**Исходный отрывок:**
:::
И все же главный интерес, главная тема, главная боль Лескова — русский человек. Русский человек на земле. Русский человек, двинувшийся с земли…

Что вынуждает его уходить, что гонит? Зачем нужна русскому человеку встреча с «инородцем», и шире: с инобытием, с иноверием или хотя бы с инославием, как в расколе, всегда притягивавшем Лескова? Почему сама тема раскола, расколотости, или, как формулирует Лесков, русской розни, так важна ему для разгадки судеб народа и отечества? Почему русский человек прозревает в Европе, а не дома? Почему, побывав в Париже, россиянин возвращается оттуда «страшным, неисправимым западником»? Почему русская прислуга, переехав границу, немедленно впадает по отношению к господам, вчера еще любимым, в озлобленно–оппозиционный тон? Почему там, за кордоном, русский человек начинает ощущать себя словно бы непрерывно оскорбляемым?

Потому что там, в обстановке, когда люди европейского Запада привычно и незаметно отдают друг другу дань уважения, пусть даже и автоматического, — там–то у русского человека и просыпается дремавшее дотоле личное достоинство. И просыпается оно — уязвленным.

Так почему же в России–то оно дремлет?

Вот это и есть главный, сокровенный, решающий вопрос в системе воззрений Лескова на человека и общество, а точнее — на русского человека и Русь, потому что этого человека Лесков знает «в самую глубь» и любит по–настоящему, почти до бессилия.

Достоинство личности отсутствует в духовном рабе. Оно убито в крепостном крестьянине, низведенном до положения животного. Да, освобождение снимает вековые скрепы, но на месте свободного и разумного гражданина, которого ждет общество, появляется что–то неожиданное, неразумное, дикое: хищник, сорвавшийся с цепи. Вековое невежество, отложившееся в характерах людей грубостью и моральной неразборчивостью, вековое рабство, скопившее в них хитрость и скрытность, вековое унижение, обернувшееся мстительной вседозволенностью, — вот что видит Лесков за фасадом чаемого освобождения и вот что терзает его душу потаенной неутихающей болью.
:::
**Извлеченные записи:**

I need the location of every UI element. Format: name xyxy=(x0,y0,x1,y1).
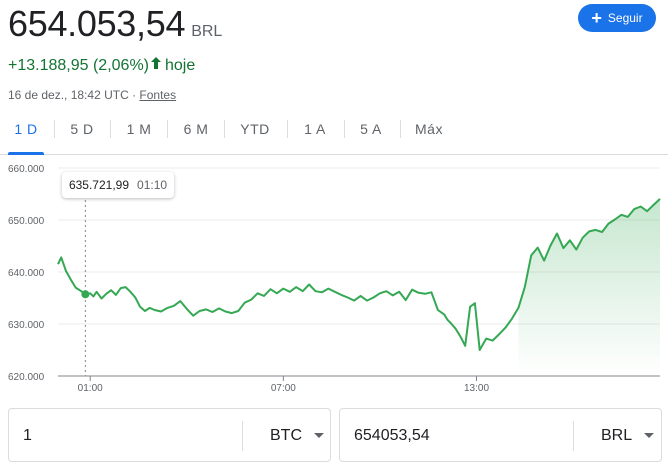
tab-divider xyxy=(287,120,288,138)
range-tabs: 1 D 5 D 1 M 6 M YTD 1 A 5 A Máx xyxy=(0,114,668,155)
price-area-fill xyxy=(518,198,660,376)
sources-link[interactable]: Fontes xyxy=(139,88,177,102)
tooltip-value: 635.721,99 xyxy=(68,178,130,192)
y-tick-label: 650.000 xyxy=(8,216,45,227)
converter-divider xyxy=(573,421,574,451)
converter-to: 654053,54 BRL xyxy=(339,408,662,462)
timestamp-row: 16 de dez., 18:42 UTC · Fontes xyxy=(8,88,176,102)
to-currency-select[interactable]: BRL xyxy=(601,409,655,463)
y-tick-label: 630.000 xyxy=(8,320,45,331)
tooltip-time: 01:10 xyxy=(137,178,168,192)
tab-divider xyxy=(400,120,401,138)
change-value: +13.188,95 (2,06%) xyxy=(8,56,149,74)
tab-1m[interactable]: 1 M xyxy=(126,121,152,137)
hover-point xyxy=(81,290,90,299)
tab-divider xyxy=(167,120,168,138)
price-line xyxy=(57,198,661,351)
tab-divider xyxy=(110,120,111,138)
change-period: hoje xyxy=(165,56,196,74)
y-tick-label: 640.000 xyxy=(8,268,45,279)
to-amount-input[interactable]: 654053,54 xyxy=(354,427,430,444)
price-chart[interactable]: 660.000 650.000 640.000 630.000 620.000 01:00… xyxy=(0,155,668,400)
x-tick-label: 13:00 xyxy=(464,383,489,394)
arrow-up-icon xyxy=(150,56,162,75)
from-currency-select[interactable]: BTC xyxy=(270,409,324,463)
x-tick-label: 01:00 xyxy=(78,383,103,394)
active-tab-indicator xyxy=(8,152,44,155)
tab-1d[interactable]: 1 D xyxy=(14,121,38,137)
tab-ytd[interactable]: YTD xyxy=(240,121,270,137)
current-price: 654.053,54 xyxy=(8,3,186,44)
plus-icon: + xyxy=(591,8,602,28)
chevron-down-icon xyxy=(644,433,655,439)
chart-tooltip: 635.721,99 01:10 xyxy=(62,172,174,198)
y-tick-label: 620.000 xyxy=(8,372,45,383)
tab-max[interactable]: Máx xyxy=(415,121,443,137)
tab-5d[interactable]: 5 D xyxy=(70,121,94,137)
to-currency-label: BRL xyxy=(601,427,633,444)
from-amount-input[interactable]: 1 xyxy=(23,427,32,444)
tab-divider xyxy=(224,120,225,138)
price-currency: BRL xyxy=(191,23,223,40)
chevron-down-icon xyxy=(314,433,324,439)
tab-5a[interactable]: 5 A xyxy=(360,121,382,137)
tab-divider xyxy=(54,120,55,138)
follow-label: Seguir xyxy=(607,11,643,25)
tab-1a[interactable]: 1 A xyxy=(304,121,326,137)
converter-divider xyxy=(242,421,243,451)
timestamp: 16 de dez., 18:42 UTC · xyxy=(8,88,140,102)
price-change: +13.188,95 (2,06%) hoje xyxy=(8,56,195,75)
tab-6m[interactable]: 6 M xyxy=(183,121,209,137)
x-tick-label: 07:00 xyxy=(271,383,296,394)
from-currency-label: BTC xyxy=(270,427,302,444)
y-tick-label: 660.000 xyxy=(8,164,45,175)
converter-from: 1 BTC xyxy=(8,408,331,462)
price-header: 654.053,54 BRL xyxy=(8,2,222,46)
follow-button[interactable]: + Seguir xyxy=(578,4,656,32)
tab-divider xyxy=(344,120,345,138)
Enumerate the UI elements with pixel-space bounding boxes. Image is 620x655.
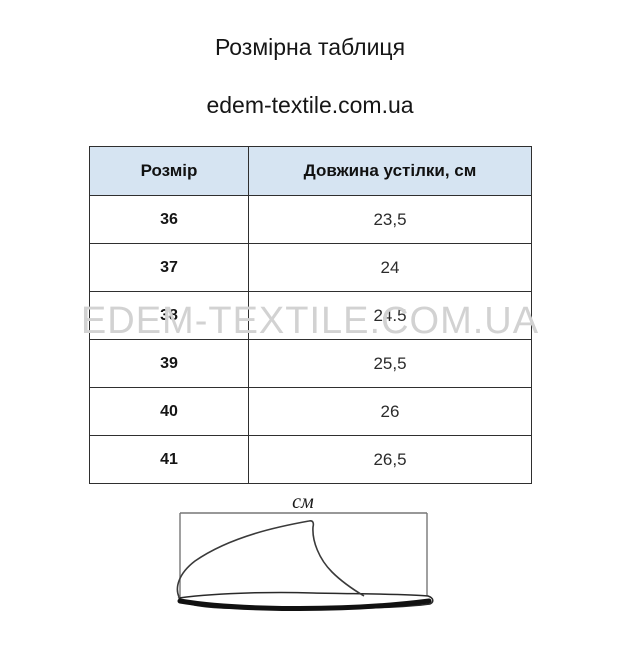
:::
**Что нужно сделать:**
1. Выпишите из отрывка о Лескове фрагмент от слов «Потому что там, в» до слов «почти до бессилия.» включительно.
2. Перечислите все существительные, перед которыми в отрывке о Лескове стоит слово «вековое».
3. Допишите следующую часть отрывка о Лескове, начав сразу после его последнего предложения.
Строки никак не связаны с отрывком о Лескове.

**Ответы к заданиям:**
1.
Потому что там, в обстановке, когда люди европейского Запада привычно и незаметно отдают друг другу дань уважения, пусть даже и автоматического, — там–то у русского человека и просыпается дремавшее дотоле личное достоинство. И просыпается оно — уязвленным.

Так почему же в России–то оно дремлет?

Вот это и есть главный, сокровенный, решающий вопрос в системе воззрений Лескова на человека и общество, а точнее — на русского человека и Русь, потому что этого человека Лесков знает «в самую глубь» и любит по–настоящему, почти до бессилия.

2. невежество, рабство, унижение

3.
Он возлагает надежды на культурный слой, на людей просвещенных, или, как все чаще их именуют, — на «интеллигентов».

Однако здесь разочарование оказывается еще страшнее. «Товарищ прокурора» где–нибудь в Курске, демонстративно подавший в отставку из–за ничтожного замечания начальника, — это, конечно, не сорвавшийся сцепи дикий зверь, этот — из «культурной публики». Вроде бы насквозь пропитан человек чувством собственного достоинства, однако и здесь достоинство — какое–то заранее обиженное. Оно сразу выламывается в амбицию, причем амбиция из личной обязательно хочет стать коллективной, сословной. Не успел подать в отставку один — и еще пятеро подают, из солидарности: наших бьют!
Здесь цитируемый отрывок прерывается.